** begin AVAILABLE DATA **

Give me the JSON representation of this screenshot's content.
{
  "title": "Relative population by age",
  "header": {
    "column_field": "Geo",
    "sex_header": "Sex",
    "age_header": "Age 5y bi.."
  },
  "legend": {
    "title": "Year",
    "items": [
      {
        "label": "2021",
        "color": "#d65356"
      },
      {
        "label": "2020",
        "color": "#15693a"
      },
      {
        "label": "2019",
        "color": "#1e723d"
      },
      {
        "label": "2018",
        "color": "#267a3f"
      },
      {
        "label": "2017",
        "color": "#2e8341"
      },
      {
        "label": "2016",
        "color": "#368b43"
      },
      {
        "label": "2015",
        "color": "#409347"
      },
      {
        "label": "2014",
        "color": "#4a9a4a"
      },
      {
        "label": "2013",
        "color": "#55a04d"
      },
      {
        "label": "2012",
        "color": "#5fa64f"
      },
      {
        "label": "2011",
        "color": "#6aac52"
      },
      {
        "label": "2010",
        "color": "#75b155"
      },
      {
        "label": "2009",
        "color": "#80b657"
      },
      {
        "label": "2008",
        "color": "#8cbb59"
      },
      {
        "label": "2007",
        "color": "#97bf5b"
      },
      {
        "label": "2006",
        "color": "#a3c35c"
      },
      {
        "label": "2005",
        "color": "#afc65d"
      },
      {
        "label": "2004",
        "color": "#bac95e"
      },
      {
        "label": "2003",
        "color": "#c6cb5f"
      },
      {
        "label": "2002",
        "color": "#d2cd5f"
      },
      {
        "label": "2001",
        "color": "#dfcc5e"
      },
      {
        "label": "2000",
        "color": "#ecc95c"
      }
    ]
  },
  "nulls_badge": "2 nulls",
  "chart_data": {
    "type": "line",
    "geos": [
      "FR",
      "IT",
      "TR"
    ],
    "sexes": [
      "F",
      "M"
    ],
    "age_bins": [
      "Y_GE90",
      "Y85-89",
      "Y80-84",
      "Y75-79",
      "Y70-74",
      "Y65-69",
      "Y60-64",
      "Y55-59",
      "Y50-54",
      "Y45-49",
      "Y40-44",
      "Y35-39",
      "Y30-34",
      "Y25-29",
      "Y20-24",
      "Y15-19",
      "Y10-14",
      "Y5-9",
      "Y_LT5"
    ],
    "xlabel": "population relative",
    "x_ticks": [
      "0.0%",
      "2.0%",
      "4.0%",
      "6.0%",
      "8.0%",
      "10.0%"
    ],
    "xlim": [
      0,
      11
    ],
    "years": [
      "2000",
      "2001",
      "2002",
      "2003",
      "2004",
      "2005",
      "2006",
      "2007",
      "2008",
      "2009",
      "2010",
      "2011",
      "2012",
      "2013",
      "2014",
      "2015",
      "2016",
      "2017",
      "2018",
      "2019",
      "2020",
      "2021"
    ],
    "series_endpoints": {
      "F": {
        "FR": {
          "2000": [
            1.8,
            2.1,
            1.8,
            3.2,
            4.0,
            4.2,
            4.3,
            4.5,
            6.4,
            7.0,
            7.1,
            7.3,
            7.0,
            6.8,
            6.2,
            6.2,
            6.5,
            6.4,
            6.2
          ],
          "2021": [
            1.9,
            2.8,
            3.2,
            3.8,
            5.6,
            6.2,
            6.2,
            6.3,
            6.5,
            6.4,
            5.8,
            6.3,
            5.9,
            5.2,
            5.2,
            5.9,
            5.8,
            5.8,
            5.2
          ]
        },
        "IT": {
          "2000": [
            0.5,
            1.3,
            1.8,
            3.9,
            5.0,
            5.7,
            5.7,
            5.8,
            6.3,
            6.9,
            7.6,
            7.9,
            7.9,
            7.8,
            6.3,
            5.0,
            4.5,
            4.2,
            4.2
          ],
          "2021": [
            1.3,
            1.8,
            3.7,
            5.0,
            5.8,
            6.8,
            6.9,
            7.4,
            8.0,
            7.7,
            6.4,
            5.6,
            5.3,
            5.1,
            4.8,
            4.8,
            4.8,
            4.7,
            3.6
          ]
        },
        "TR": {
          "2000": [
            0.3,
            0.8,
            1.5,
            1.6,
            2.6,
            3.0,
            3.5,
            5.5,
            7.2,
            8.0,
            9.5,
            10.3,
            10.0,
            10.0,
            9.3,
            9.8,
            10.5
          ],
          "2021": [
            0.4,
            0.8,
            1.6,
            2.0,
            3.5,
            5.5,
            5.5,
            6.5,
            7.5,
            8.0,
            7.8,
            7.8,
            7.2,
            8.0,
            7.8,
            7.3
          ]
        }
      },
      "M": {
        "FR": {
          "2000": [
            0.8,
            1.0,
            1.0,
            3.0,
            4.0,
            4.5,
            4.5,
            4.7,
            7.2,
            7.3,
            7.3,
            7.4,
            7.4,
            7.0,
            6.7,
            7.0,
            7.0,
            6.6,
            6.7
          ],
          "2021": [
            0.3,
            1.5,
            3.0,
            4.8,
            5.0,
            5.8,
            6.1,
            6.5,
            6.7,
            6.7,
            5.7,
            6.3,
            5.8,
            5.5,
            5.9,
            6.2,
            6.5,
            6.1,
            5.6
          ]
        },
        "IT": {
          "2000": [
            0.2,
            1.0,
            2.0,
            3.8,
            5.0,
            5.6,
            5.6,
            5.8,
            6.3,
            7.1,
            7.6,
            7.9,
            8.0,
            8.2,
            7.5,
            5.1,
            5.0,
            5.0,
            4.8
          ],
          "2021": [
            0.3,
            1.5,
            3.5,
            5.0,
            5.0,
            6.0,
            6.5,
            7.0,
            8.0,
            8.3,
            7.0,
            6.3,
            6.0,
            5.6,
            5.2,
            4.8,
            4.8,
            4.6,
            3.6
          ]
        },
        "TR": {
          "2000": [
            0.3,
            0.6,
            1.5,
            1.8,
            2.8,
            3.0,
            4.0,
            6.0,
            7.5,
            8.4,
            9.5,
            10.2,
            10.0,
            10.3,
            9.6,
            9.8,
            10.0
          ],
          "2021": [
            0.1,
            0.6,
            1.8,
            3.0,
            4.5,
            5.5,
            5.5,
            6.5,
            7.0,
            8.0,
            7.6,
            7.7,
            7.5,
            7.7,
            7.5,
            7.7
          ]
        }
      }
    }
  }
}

** end AVAILABLE DATA **

### TASK DESCRIPTION
Return all of the entries exactly as they were supplied.

### REPLY TO THE EXERCISE
Give me the JSON representation of this screenshot's content.
{
  "title": "Relative population by age",
  "header": {
    "column_field": "Geo",
    "sex_header": "Sex",
    "age_header": "Age 5y bi.."
  },
  "legend": {
    "title": "Year",
    "items": [
      {
        "label": "2021",
        "color": "#d65356"
      },
      {
        "label": "2020",
        "color": "#15693a"
      },
      {
        "label": "2019",
        "color": "#1e723d"
      },
      {
        "label": "2018",
        "color": "#267a3f"
      },
      {
        "label": "2017",
        "color": "#2e8341"
      },
      {
        "label": "2016",
        "color": "#368b43"
      },
      {
        "label": "2015",
        "color": "#409347"
      },
      {
        "label": "2014",
        "color": "#4a9a4a"
      },
      {
        "label": "2013",
        "color": "#55a04d"
      },
      {
        "label": "2012",
        "color": "#5fa64f"
      },
      {
        "label": "2011",
        "color": "#6aac52"
      },
      {
        "label": "2010",
        "color": "#75b155"
      },
      {
        "label": "2009",
        "color": "#80b657"
      },
      {
        "label": "2008",
        "color": "#8cbb59"
      },
      {
        "label": "2007",
        "color": "#97bf5b"
      },
      {
        "label": "2006",
        "color": "#a3c35c"
      },
      {
        "label": "2005",
        "color": "#afc65d"
      },
      {
        "label": "2004",
        "color": "#bac95e"
      },
      {
        "label": "2003",
        "color": "#c6cb5f"
      },
      {
        "label": "2002",
        "color": "#d2cd5f"
      },
      {
        "label": "2001",
        "color": "#dfcc5e"
      },
      {
        "label": "2000",
        "color": "#ecc95c"
      }
    ]
  },
  "nulls_badge": "2 nulls",
  "chart_data": {
    "type": "line",
    "geos": [
      "FR",
      "IT",
      "TR"
    ],
    "sexes": [
      "F",
      "M"
    ],
    "age_bins": [
      "Y_GE90",
      "Y85-89",
      "Y80-84",
      "Y75-79",
      "Y70-74",
      "Y65-69",
      "Y60-64",
      "Y55-59",
      "Y50-54",
      "Y45-49",
      "Y40-44",
      "Y35-39",
      "Y30-34",
      "Y25-29",
      "Y20-24",
      "Y15-19",
      "Y10-14",
      "Y5-9",
      "Y_LT5"
    ],
    "xlabel": "population relative",
    "x_ticks": [
      "0.0%",
      "2.0%",
      "4.0%",
      "6.0%",
      "8.0%",
      "10.0%"
    ],
    "xlim": [
      0,
      11
    ],
    "years": [
      "2000",
      "2001",
      "2002",
      "2003",
      "2004",
      "2005",
      "2006",
      "2007",
      "2008",
      "2009",
      "2010",
      "2011",
      "2012",
      "2013",
      "2014",
      "2015",
      "2016",
      "2017",
      "2018",
      "2019",
      "2020",
      "2021"
    ],
    "series_endpoints": {
      "F": {
        "FR": {
          "2000": [
            1.8,
            2.1,
            1.8,
            3.2,
            4.0,
            4.2,
            4.3,
            4.5,
            6.4,
            7.0,
            7.1,
            7.3,
            7.0,
            6.8,
            6.2,
            6.2,
            6.5,
            6.4,
            6.2
          ],
          "2021": [
            1.9,
            2.8,
            3.2,
            3.8,
            5.6,
            6.2,
            6.2,
            6.3,
            6.5,
            6.4,
            5.8,
            6.3,
            5.9,
            5.2,
            5.2,
            5.9,
            5.8,
            5.8,
            5.2
          ]
        },
        "IT": {
          "2000": [
            0.5,
            1.3,
            1.8,
            3.9,
            5.0,
            5.7,
            5.7,
            5.8,
            6.3,
            6.9,
            7.6,
            7.9,
            7.9,
            7.8,
            6.3,
            5.0,
            4.5,
            4.2,
            4.2
          ],
          "2021": [
            1.3,
            1.8,
            3.7,
            5.0,
            5.8,
            6.8,
            6.9,
            7.4,
            8.0,
            7.7,
            6.4,
            5.6,
            5.3,
            5.1,
            4.8,
            4.8,
            4.8,
            4.7,
            3.6
          ]
        },
        "TR": {
          "2000": [
            0.3,
            0.8,
            1.5,
            1.6,
            2.6,
            3.0,
            3.5,
            5.5,
            7.2,
            8.0,
            9.5,
            10.3,
            10.0,
            10.0,
            9.3,
            9.8,
            10.5
          ],
          "2021": [
            0.4,
            0.8,
            1.6,
            2.0,
            3.5,
            5.5,
            5.5,
            6.5,
            7.5,
            8.0,
            7.8,
            7.8,
            7.2,
            8.0,
            7.8,
            7.3
          ]
        }
      },
      "M": {
        "FR": {
          "2000": [
            0.8,
            1.0,
            1.0,
            3.0,
            4.0,
            4.5,
            4.5,
            4.7,
            7.2,
            7.3,
            7.3,
            7.4,
            7.4,
            7.0,
            6.7,
            7.0,
            7.0,
            6.6,
            6.7
          ],
          "2021": [
            0.3,
            1.5,
            3.0,
            4.8,
            5.0,
            5.8,
            6.1,
            6.5,
            6.7,
            6.7,
            5.7,
            6.3,
            5.8,
            5.5,
            5.9,
            6.2,
            6.5,
            6.1,
            5.6
          ]
        },
        "IT": {
          "2000": [
            0.2,
            1.0,
            2.0,
            3.8,
            5.0,
            5.6,
            5.6,
            5.8,
            6.3,
            7.1,
            7.6,
            7.9,
            8.0,
            8.2,
            7.5,
            5.1,
            5.0,
            5.0,
            4.8
          ],
          "2021": [
            0.3,
            1.5,
            3.5,
            5.0,
            5.0,
            6.0,
            6.5,
            7.0,
            8.0,
            8.3,
            7.0,
            6.3,
            6.0,
            5.6,
            5.2,
            4.8,
            4.8,
            4.6,
            3.6
          ]
        },
        "TR": {
          "2000": [
            0.3,
            0.6,
            1.5,
            1.8,
            2.8,
            3.0,
            4.0,
            6.0,
            7.5,
            8.4,
            9.5,
            10.2,
            10.0,
            10.3,
            9.6,
            9.8,
            10.0
          ],
          "2021": [
            0.1,
            0.6,
            1.8,
            3.0,
            4.5,
            5.5,
            5.5,
            6.5,
            7.0,
            8.0,
            7.6,
            7.7,
            7.5,
            7.7,
            7.5,
            7.7
          ]
        }
      }
    }
  }
}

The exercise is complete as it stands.